Polymorphisms of Methionine Synthase and Methionine Synthase Reductase and Risk of Squamous Cell Carcinoma of the Head and Neck: a Case-Control Analysis

Squamous cell carcinoma of the head and neck (SCCHN) includes cancers of the oral cavity, pharynx, and larynx. SCCHN is the sixth most frequent incident cancer and the seventh leading cause of cancer-related death in the world, affecting >500,000 individuals each year worldwide (1). In the United States, it was estimated that there were 38,530 newly diagnosed SCCHN cases and 11,060 related deaths in 2004 (2). Although tobacco and alcohol use are the major risk factors in the etiology of SCCHN (3), only a fraction of exposed individuals develops SCCHN, suggesting that there is variation in individual susceptibility to exposure-related carcinogenesis.

Low dietary intake of fruits and vegetables has been implicated in risk of cancers, including SCCHN (4, 5), and folate, one of the constituents in fruits and vegetables, is thought to be one of the protective nutrients (5). An important biological function of folate is to provide methyl groups, which are essential for intercellular methylation reactions and for de novo deoxynucleoside triphosphate synthesis. Therefore, folate deficiency is thought to increase the risk of cancer by causing DNA hypomethylation that may lead to proto-oncogene activation and induction of malignant transformation. Folate deficiency may also induce excessive uracil misincorporation into DNA in place of thymine during DNA synthesis, resulting in catastrophic events that impair DNA repair, and lead to DNA strand breakage and chromosome damage (6, 7). Recently, several studies have implicated folate deficiency in increased risk of SCCHN (8-10). Several enzymes, including methionine synthase (MTR; EC2.1.1.13, Genbank accession no. NT_004836) and methionine synthase reductase (MTRR; EC2.1.1.135, Genbank accession no: NT_023089), are among the key enzymes involved in folate metabolism (11, 12). Functional polymorphisms of these genes may modulate folate metabolism, which may ultimately effect genetic susceptibility to cancer.

The MTR gene is located at 1q43 (13) and the MTR protein is responsible for the remethylation of homocysteine to methionine, which is essential for maintaining adequate intracellular methionine and normal homocysteine concentrations. A common polymorphism in the MTR gene, an A-to-G transition at bp 2756 (MTR A2756G), causes an amino acid substitution from aspartic acid to glycine at codon 919 (D919G; ref. 14). At least three studies to date have reported that individuals with the 2756GG genotype had lower plasma homocysteine (or higher folate) levels than those with the 2756AA genotype (15-17), but another study reported some conflicting data (18). A significantly increased risk of malignant lymphoma (19) and a slightly lowered risk of colorectal cancer (18) for the GG genotypes have been reported, but these findings were also not confirmed in other studies (20-22).

◆ ◆ ◆ ◆

**TASK DESCRIPTION:**
Render this sentence from the article on methionine synthase polymorphisms and head and neck cancer risk into Spanish: "Squamous cell carcinoma of the head and neck (SCCHN) includes cancers of the oral cavity, pharynx, and larynx." The rows bear no relation to the article on methionine synthase polymorphisms and head and neck cancer risk.

◆ ◆ ◆ ◆

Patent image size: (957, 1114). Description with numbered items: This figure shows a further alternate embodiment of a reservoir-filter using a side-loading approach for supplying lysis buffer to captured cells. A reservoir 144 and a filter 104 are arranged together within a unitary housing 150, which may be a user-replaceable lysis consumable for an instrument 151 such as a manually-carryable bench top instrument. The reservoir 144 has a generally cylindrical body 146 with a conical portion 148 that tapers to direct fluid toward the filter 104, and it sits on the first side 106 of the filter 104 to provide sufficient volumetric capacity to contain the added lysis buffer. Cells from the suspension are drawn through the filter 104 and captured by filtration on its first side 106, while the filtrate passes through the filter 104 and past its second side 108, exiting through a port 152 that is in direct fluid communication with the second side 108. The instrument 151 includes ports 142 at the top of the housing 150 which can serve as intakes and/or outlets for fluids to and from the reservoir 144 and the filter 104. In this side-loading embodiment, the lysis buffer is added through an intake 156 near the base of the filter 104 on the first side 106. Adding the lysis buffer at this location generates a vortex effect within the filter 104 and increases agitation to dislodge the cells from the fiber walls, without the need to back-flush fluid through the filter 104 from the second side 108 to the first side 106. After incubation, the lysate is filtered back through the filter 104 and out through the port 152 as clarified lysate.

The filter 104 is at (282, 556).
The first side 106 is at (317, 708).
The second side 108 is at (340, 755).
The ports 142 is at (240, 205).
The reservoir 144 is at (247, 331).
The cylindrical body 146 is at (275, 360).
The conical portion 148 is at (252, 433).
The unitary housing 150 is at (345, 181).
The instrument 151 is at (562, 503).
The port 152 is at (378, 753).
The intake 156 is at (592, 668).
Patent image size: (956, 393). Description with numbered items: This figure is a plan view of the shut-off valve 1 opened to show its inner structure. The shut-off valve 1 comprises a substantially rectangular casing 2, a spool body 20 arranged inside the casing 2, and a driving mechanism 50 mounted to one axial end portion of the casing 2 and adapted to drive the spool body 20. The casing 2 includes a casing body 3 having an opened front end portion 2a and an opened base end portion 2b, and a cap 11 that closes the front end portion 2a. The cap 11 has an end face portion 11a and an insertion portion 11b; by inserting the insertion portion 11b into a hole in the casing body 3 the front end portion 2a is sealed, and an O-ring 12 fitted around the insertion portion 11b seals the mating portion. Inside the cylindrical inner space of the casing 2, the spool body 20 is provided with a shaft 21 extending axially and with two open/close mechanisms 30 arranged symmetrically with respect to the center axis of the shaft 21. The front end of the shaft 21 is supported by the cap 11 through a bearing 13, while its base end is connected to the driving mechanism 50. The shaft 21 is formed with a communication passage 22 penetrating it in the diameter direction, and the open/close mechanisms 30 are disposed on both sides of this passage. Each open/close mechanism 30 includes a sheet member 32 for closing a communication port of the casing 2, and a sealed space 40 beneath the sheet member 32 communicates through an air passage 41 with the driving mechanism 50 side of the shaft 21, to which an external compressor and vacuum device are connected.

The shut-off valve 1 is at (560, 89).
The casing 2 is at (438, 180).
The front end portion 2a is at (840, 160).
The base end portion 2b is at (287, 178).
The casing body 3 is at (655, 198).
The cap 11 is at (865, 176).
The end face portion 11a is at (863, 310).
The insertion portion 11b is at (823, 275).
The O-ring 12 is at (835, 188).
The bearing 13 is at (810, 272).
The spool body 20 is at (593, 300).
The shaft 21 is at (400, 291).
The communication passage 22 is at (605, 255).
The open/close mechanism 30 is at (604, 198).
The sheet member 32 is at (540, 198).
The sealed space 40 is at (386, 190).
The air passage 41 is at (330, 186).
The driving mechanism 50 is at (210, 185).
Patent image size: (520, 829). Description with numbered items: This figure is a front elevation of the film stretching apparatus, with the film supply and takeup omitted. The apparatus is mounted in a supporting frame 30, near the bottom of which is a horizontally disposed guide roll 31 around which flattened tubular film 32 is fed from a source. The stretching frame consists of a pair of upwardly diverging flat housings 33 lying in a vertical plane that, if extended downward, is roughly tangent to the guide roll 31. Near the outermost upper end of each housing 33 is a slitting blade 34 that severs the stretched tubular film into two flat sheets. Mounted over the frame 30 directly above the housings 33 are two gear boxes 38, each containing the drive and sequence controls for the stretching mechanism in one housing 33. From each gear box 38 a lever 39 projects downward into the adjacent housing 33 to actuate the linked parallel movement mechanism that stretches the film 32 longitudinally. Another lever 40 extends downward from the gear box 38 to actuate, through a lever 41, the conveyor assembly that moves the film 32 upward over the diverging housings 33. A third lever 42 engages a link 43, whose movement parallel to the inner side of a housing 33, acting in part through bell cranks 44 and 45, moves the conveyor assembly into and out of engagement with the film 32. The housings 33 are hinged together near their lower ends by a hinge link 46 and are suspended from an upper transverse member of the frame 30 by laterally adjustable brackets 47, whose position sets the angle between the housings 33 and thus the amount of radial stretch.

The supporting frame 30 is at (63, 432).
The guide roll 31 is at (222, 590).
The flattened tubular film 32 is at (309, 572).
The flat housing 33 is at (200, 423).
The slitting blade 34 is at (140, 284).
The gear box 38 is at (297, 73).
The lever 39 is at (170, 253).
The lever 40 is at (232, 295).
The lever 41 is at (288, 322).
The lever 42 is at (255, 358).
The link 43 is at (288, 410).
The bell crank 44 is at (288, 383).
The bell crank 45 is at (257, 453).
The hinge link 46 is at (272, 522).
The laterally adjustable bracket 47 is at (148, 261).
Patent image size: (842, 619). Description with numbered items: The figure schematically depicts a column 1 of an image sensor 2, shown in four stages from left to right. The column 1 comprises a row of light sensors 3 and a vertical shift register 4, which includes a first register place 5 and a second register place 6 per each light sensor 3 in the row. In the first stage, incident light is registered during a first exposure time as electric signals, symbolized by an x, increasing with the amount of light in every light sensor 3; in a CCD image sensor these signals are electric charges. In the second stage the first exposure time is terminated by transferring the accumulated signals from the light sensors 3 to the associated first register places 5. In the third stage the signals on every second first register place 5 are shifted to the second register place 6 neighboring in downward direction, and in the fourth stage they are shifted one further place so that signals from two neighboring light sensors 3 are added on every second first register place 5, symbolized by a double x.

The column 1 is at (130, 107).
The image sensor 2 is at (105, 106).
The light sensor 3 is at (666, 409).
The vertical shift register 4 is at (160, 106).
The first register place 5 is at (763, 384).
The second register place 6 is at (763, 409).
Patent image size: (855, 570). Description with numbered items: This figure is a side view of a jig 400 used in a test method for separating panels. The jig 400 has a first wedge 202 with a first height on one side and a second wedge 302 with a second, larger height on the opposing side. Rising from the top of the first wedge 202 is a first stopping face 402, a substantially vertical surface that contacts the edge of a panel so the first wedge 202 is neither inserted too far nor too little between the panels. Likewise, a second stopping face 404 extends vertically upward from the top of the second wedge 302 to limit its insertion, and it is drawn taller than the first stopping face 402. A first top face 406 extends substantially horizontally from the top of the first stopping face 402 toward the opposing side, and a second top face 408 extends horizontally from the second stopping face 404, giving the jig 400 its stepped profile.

◆ ◆ ◆ ◆

**REPLY:**
El carcinoma de células escamosas de cabeza y cuello (SCCHN) incluye cánceres de la cavidad oral, la faringe y la laringe.